**Records for the task**
-- -- --

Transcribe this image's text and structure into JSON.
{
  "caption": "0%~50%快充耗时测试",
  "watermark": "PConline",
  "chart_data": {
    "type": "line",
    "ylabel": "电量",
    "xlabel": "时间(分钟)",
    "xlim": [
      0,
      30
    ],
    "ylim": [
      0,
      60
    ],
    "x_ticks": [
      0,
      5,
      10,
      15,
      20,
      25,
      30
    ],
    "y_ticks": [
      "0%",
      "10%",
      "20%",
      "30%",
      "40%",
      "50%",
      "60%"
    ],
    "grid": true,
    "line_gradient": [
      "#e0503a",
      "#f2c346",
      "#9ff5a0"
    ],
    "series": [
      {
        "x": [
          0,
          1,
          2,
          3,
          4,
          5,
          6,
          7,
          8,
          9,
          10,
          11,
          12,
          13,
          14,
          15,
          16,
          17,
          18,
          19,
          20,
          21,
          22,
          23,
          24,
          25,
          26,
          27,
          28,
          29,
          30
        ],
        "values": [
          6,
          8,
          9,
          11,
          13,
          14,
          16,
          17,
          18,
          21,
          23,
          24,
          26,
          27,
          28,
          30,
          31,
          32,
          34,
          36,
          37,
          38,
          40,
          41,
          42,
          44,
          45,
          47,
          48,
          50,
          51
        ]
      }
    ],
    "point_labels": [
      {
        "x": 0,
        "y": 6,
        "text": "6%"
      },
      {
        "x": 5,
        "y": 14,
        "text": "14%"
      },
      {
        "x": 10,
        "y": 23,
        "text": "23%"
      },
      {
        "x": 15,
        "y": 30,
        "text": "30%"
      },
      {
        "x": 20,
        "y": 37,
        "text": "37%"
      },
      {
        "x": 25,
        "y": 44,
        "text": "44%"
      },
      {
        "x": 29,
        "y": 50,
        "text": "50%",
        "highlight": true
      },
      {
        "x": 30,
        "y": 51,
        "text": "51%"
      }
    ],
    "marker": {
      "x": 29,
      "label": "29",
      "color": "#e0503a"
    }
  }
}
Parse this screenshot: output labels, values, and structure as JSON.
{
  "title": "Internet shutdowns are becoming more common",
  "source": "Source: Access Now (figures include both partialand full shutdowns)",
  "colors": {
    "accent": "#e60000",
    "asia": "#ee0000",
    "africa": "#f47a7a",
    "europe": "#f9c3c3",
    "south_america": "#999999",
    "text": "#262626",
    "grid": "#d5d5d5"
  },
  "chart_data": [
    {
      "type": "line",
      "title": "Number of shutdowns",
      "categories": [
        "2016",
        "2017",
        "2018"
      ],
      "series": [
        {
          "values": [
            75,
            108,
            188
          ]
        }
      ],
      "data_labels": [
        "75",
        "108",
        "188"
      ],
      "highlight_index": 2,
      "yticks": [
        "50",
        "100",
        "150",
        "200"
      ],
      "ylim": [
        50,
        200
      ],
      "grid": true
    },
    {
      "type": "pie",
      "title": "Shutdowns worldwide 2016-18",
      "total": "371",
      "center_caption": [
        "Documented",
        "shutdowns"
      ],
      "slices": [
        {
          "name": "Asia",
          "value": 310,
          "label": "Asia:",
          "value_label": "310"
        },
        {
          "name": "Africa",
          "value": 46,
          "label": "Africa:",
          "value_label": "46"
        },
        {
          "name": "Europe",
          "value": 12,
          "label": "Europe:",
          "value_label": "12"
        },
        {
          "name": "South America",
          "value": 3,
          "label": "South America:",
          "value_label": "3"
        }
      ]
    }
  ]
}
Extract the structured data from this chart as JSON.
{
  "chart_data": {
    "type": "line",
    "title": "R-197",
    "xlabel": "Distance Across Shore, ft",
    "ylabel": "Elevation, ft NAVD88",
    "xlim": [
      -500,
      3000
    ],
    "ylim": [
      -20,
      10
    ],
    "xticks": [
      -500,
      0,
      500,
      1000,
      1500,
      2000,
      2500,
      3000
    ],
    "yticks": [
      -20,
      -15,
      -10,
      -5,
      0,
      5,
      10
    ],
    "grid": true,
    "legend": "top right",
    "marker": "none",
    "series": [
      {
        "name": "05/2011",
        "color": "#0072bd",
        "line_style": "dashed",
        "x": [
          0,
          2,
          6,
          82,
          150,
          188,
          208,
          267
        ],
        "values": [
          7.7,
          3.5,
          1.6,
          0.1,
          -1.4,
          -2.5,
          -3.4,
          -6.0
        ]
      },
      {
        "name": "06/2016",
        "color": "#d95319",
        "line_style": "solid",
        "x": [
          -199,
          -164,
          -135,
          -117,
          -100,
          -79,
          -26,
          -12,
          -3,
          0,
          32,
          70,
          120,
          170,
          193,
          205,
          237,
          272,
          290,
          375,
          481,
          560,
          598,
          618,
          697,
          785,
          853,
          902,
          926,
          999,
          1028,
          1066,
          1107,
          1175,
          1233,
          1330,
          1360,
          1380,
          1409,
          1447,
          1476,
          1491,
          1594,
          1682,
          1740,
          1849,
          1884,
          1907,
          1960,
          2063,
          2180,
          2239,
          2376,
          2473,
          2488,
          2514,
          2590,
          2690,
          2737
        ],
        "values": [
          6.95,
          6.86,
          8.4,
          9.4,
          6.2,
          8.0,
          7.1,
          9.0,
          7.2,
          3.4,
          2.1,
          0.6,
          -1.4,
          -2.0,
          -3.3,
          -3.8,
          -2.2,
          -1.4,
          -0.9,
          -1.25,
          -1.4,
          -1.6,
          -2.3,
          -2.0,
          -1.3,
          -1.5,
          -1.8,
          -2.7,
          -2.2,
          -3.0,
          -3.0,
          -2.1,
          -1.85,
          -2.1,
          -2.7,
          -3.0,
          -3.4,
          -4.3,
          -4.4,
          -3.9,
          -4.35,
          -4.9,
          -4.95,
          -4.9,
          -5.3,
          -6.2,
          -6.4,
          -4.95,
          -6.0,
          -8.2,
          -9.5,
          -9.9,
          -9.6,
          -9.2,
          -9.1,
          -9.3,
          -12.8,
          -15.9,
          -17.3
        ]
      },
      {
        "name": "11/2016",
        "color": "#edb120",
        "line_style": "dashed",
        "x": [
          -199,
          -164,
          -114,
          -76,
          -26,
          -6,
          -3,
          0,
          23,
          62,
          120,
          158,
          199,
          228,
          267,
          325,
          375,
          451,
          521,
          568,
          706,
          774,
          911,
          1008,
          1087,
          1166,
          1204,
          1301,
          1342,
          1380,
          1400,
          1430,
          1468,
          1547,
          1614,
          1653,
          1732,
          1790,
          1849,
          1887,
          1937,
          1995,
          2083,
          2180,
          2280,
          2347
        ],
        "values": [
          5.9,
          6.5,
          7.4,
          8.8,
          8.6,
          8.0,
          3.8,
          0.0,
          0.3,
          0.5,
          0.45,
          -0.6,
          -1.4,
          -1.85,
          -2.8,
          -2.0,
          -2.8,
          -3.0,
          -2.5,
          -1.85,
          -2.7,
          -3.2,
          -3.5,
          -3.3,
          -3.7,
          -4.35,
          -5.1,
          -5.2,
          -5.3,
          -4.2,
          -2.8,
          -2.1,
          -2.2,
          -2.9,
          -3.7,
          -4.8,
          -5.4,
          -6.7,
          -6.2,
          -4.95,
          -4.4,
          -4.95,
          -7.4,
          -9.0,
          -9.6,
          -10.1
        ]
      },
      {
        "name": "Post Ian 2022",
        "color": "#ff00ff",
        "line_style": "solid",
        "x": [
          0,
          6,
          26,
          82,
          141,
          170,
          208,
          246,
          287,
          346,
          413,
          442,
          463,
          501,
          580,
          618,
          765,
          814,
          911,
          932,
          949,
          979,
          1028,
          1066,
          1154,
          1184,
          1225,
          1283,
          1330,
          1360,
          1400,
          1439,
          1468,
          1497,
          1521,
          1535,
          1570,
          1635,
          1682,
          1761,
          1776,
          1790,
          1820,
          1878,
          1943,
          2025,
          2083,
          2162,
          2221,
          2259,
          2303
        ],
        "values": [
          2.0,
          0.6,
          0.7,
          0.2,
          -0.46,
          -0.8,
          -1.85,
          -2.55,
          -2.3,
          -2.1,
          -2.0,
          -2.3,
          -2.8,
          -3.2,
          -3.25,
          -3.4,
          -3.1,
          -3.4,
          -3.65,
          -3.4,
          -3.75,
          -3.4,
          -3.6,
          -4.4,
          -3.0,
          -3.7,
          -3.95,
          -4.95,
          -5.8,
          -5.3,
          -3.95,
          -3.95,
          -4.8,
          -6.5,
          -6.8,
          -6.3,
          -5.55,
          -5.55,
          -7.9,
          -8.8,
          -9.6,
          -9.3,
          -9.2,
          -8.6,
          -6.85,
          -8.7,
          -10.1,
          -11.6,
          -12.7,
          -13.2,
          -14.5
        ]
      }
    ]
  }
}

-- -- --

**To do**
Gather up every line from the listing above in which the word "ylabel" occurs.

**Task output**
    "ylabel": "电量",
    "ylabel": "Elevation, ft NAVD88",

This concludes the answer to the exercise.